Every line below should be repeated exactly.
** Start EXERCISE MATERIALS **
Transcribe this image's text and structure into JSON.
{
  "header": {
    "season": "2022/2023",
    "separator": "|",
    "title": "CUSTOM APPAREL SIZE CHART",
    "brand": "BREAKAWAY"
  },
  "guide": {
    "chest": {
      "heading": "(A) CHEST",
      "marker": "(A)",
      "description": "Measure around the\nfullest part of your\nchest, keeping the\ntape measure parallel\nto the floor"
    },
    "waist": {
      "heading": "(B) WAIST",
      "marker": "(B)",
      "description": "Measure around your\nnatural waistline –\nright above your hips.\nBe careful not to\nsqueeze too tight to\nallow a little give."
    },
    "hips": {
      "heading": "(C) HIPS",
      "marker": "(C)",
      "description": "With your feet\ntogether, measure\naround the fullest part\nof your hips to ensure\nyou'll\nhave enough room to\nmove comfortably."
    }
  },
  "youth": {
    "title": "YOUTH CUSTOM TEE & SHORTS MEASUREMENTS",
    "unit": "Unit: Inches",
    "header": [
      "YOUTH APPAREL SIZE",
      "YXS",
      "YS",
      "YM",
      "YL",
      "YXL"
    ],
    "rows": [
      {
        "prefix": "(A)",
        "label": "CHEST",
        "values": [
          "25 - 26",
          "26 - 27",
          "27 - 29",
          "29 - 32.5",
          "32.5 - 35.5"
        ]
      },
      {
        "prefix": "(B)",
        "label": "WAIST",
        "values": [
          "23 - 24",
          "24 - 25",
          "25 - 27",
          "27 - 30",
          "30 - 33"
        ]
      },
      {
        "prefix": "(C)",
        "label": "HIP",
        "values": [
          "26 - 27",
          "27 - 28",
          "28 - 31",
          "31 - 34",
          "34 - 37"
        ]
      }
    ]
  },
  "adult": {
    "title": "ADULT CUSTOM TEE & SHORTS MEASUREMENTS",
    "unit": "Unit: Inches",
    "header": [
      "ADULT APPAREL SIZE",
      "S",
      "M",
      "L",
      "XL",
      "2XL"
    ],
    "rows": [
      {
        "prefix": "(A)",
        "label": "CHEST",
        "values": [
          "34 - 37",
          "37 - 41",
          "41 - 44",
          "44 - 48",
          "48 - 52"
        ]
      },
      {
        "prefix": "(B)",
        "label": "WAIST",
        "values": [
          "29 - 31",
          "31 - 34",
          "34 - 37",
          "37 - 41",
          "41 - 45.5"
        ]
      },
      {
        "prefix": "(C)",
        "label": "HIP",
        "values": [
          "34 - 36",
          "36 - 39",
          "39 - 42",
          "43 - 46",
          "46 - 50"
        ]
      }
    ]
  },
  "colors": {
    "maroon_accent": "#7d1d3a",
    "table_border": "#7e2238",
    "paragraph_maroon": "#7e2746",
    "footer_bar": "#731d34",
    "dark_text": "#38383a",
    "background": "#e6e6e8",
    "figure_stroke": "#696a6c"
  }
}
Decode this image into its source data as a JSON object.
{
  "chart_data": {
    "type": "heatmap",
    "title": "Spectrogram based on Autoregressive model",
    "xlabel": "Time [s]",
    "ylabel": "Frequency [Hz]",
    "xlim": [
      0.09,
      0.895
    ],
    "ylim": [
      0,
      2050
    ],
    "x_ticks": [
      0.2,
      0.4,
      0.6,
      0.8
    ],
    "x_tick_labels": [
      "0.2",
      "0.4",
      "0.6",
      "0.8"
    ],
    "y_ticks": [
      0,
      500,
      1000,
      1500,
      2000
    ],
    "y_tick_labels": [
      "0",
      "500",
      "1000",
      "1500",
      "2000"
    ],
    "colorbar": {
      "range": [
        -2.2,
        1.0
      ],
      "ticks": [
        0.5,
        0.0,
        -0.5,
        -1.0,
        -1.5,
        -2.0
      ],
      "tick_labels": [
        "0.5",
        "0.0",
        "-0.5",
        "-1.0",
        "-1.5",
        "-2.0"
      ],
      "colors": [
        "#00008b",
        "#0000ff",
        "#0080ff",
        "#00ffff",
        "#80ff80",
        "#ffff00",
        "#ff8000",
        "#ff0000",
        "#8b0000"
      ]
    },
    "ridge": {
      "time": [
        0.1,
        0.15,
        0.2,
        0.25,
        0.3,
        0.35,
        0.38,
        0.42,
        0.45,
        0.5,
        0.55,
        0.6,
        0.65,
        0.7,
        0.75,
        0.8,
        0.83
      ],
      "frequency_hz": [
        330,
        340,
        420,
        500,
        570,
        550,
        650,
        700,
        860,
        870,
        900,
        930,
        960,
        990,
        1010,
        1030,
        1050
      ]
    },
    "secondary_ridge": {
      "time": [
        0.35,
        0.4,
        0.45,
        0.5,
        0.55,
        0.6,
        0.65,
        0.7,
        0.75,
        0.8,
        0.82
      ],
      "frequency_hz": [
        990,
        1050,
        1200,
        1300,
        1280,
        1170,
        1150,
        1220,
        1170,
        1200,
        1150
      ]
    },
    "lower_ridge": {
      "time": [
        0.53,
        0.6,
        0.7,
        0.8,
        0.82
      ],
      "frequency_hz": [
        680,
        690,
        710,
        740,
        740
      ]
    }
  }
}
** End EXERCISE MATERIALS **
REPLY =
Transcribe this image's text and structure into JSON.
{
  "header": {
    "season": "2022/2023",
    "separator": "|",
    "title": "CUSTOM APPAREL SIZE CHART",
    "brand": "BREAKAWAY"
  },
  "guide": {
    "chest": {
      "heading": "(A) CHEST",
      "marker": "(A)",
      "description": "Measure around the\nfullest part of your\nchest, keeping the\ntape measure parallel\nto the floor"
    },
    "waist": {
      "heading": "(B) WAIST",
      "marker": "(B)",
      "description": "Measure around your\nnatural waistline –\nright above your hips.\nBe careful not to\nsqueeze too tight to\nallow a little give."
    },
    "hips": {
      "heading": "(C) HIPS",
      "marker": "(C)",
      "description": "With your feet\ntogether, measure\naround the fullest part\nof your hips to ensure\nyou'll\nhave enough room to\nmove comfortably."
    }
  },
  "youth": {
    "title": "YOUTH CUSTOM TEE & SHORTS MEASUREMENTS",
    "unit": "Unit: Inches",
    "header": [
      "YOUTH APPAREL SIZE",
      "YXS",
      "YS",
      "YM",
      "YL",
      "YXL"
    ],
    "rows": [
      {
        "prefix": "(A)",
        "label": "CHEST",
        "values": [
          "25 - 26",
          "26 - 27",
          "27 - 29",
          "29 - 32.5",
          "32.5 - 35.5"
        ]
      },
      {
        "prefix": "(B)",
        "label": "WAIST",
        "values": [
          "23 - 24",
          "24 - 25",
          "25 - 27",
          "27 - 30",
          "30 - 33"
        ]
      },
      {
        "prefix": "(C)",
        "label": "HIP",
        "values": [
          "26 - 27",
          "27 - 28",
          "28 - 31",
          "31 - 34",
          "34 - 37"
        ]
      }
    ]
  },
  "adult": {
    "title": "ADULT CUSTOM TEE & SHORTS MEASUREMENTS",
    "unit": "Unit: Inches",
    "header": [
      "ADULT APPAREL SIZE",
      "S",
      "M",
      "L",
      "XL",
      "2XL"
    ],
    "rows": [
      {
        "prefix": "(A)",
        "label": "CHEST",
        "values": [
          "34 - 37",
          "37 - 41",
          "41 - 44",
          "44 - 48",
          "48 - 52"
        ]
      },
      {
        "prefix": "(B)",
        "label": "WAIST",
        "values": [
          "29 - 31",
          "31 - 34",
          "34 - 37",
          "37 - 41",
          "41 - 45.5"
        ]
      },
      {
        "prefix": "(C)",
        "label": "HIP",
        "values": [
          "34 - 36",
          "36 - 39",
          "39 - 42",
          "43 - 46",
          "46 - 50"
        ]
      }
    ]
  },
  "colors": {
    "maroon_accent": "#7d1d3a",
    "table_border": "#7e2238",
    "paragraph_maroon": "#7e2746",
    "footer_bar": "#731d34",
    "dark_text": "#38383a",
    "background": "#e6e6e8",
    "figure_stroke": "#696a6c"
  }
}
Decode this image into its source data as a JSON object.
{
  "chart_data": {
    "type": "heatmap",
    "title": "Spectrogram based on Autoregressive model",
    "xlabel": "Time [s]",
    "ylabel": "Frequency [Hz]",
    "xlim": [
      0.09,
      0.895
    ],
    "ylim": [
      0,
      2050
    ],
    "x_ticks": [
      0.2,
      0.4,
      0.6,
      0.8
    ],
    "x_tick_labels": [
      "0.2",
      "0.4",
      "0.6",
      "0.8"
    ],
    "y_ticks": [
      0,
      500,
      1000,
      1500,
      2000
    ],
    "y_tick_labels": [
      "0",
      "500",
      "1000",
      "1500",
      "2000"
    ],
    "colorbar": {
      "range": [
        -2.2,
        1.0
      ],
      "ticks": [
        0.5,
        0.0,
        -0.5,
        -1.0,
        -1.5,
        -2.0
      ],
      "tick_labels": [
        "0.5",
        "0.0",
        "-0.5",
        "-1.0",
        "-1.5",
        "-2.0"
      ],
      "colors": [
        "#00008b",
        "#0000ff",
        "#0080ff",
        "#00ffff",
        "#80ff80",
        "#ffff00",
        "#ff8000",
        "#ff0000",
        "#8b0000"
      ]
    },
    "ridge": {
      "time": [
        0.1,
        0.15,
        0.2,
        0.25,
        0.3,
        0.35,
        0.38,
        0.42,
        0.45,
        0.5,
        0.55,
        0.6,
        0.65,
        0.7,
        0.75,
        0.8,
        0.83
      ],
      "frequency_hz": [
        330,
        340,
        420,
        500,
        570,
        550,
        650,
        700,
        860,
        870,
        900,
        930,
        960,
        990,
        1010,
        1030,
        1050
      ]
    },
    "secondary_ridge": {
      "time": [
        0.35,
        0.4,
        0.45,
        0.5,
        0.55,
        0.6,
        0.65,
        0.7,
        0.75,
        0.8,
        0.82
      ],
      "frequency_hz": [
        990,
        1050,
        1200,
        1300,
        1280,
        1170,
        1150,
        1220,
        1170,
        1200,
        1150
      ]
    },
    "lower_ridge": {
      "time": [
        0.53,
        0.6,
        0.7,
        0.8,
        0.82
      ],
      "frequency_hz": [
        680,
        690,
        710,
        740,
        740
      ]
    }
  }
}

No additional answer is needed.